======== TRECHO FORNECIDO ========
A degradação da língua portuguesa
2004
É fato observável diariamente que a forma falada do português no Brasil vem sofrendo um declínio crescente em sua qualidade. A um vocabulário dramaticamente pobre, somam-se a perda dos plurais, da preposição “de”, da terminação “mente” nos advérbios de modo, a ausência de concordância de gênero e modo, o desuso dos acentos e dos sinais gráficos, notadamente as vírgulas, a proliferação dos modismos e das gírias, a incapacidade, mesmo de estudantes universitários, de redigirem corretamente, a introdução da sintaxe do idioma inglês (como a predominância equivocada do advérbio “para” e o gerúndio após o infinitivo).
Nada disto se verifica em Portugal, cujo linguajar apresenta diferenças vocabulares, de que o viajante brasileiro facilmente se apercebe e exagera com freqüência, a exemplo de “peão” por “pedestre”, “bica” por “cafezinho”, “guarda-redes” por “goleiro”.
Brasileirismos de um lado, lusitanismos de outro, a existência de uns e de outros indica apenas a de termos que se desenvolveram em lugares geográficos específicos, no âmbito do idioma comum aos dois países. Cuidam-se de localismos incapazes de caracterizar uma língua “brasileira”, em contraste com o “português de Portugal”, da mesma forma como os do Rio Grande do Sul ou da Bahia não autorizam cogitar-se de um idioma gaúcho nem de um baiano.
======== LINHAS DE DADOS ========
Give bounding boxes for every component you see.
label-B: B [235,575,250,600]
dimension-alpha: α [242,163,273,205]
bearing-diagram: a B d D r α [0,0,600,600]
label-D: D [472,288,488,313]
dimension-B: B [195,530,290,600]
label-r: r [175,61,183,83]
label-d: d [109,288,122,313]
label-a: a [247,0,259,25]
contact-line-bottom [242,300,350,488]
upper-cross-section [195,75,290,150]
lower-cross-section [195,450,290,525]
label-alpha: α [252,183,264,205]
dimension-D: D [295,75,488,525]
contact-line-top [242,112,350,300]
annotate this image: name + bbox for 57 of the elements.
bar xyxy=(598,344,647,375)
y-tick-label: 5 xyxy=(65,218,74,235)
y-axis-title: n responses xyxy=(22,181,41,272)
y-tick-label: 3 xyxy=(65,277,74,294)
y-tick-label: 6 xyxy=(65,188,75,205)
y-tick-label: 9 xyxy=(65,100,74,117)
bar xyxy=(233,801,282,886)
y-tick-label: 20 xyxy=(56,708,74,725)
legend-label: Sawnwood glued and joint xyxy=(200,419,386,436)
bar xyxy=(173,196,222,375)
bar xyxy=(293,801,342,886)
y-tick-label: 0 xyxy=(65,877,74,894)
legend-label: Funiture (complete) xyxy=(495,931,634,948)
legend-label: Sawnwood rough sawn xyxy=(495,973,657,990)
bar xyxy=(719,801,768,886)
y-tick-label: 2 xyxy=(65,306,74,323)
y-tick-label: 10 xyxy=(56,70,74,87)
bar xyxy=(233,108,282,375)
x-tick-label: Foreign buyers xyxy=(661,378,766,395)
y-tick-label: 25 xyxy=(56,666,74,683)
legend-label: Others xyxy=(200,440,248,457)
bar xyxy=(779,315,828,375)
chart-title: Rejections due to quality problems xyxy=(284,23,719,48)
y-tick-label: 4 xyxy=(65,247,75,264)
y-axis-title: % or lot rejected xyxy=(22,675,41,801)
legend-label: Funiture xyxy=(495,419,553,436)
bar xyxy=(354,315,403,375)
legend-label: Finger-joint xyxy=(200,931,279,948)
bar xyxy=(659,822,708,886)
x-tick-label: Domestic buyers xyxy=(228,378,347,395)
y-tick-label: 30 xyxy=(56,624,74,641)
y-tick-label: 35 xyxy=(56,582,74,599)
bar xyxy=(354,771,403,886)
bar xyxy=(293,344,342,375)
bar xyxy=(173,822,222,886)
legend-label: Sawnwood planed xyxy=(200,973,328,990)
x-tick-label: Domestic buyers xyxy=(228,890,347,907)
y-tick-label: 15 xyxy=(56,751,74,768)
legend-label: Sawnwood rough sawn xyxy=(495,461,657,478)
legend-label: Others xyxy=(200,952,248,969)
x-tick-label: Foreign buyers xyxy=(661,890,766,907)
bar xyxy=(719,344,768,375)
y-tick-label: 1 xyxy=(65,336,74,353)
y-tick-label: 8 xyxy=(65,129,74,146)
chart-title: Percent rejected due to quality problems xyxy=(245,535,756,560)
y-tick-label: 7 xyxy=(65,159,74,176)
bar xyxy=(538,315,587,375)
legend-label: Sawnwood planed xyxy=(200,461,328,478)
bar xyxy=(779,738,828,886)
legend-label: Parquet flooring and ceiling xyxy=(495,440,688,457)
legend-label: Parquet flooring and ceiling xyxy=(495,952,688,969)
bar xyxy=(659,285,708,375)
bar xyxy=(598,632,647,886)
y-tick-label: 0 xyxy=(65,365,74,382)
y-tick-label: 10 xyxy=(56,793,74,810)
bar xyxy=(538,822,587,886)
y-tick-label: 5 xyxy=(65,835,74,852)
========
### PEDIDO ESCRITO
Repita, sem alterar nada, a parte do texto sobre a degradação da língua portuguesa que começa nas palavras "Nada disto se" e vai até as palavras "de um baiano.", incluindo-as. Os registros vêm de uma fonte diferente da do texto.

### TAREFA CONCLUÍDA
Nada disto se verifica em Portugal, cujo linguajar apresenta diferenças vocabulares, de que o viajante brasileiro facilmente se apercebe e exagera com freqüência, a exemplo de “peão” por “pedestre”, “bica” por “cafezinho”, “guarda-redes” por “goleiro”.
Brasileirismos de um lado, lusitanismos de outro, a existência de uns e de outros indica apenas a de termos que se desenvolveram em lugares geográficos específicos, no âmbito do idioma comum aos dois países. Cuidam-se de localismos incapazes de caracterizar uma língua “brasileira”, em contraste com o “português de Portugal”, da mesma forma como os do Rio Grande do Sul ou da Bahia não autorizam cogitar-se de um idioma gaúcho nem de um baiano.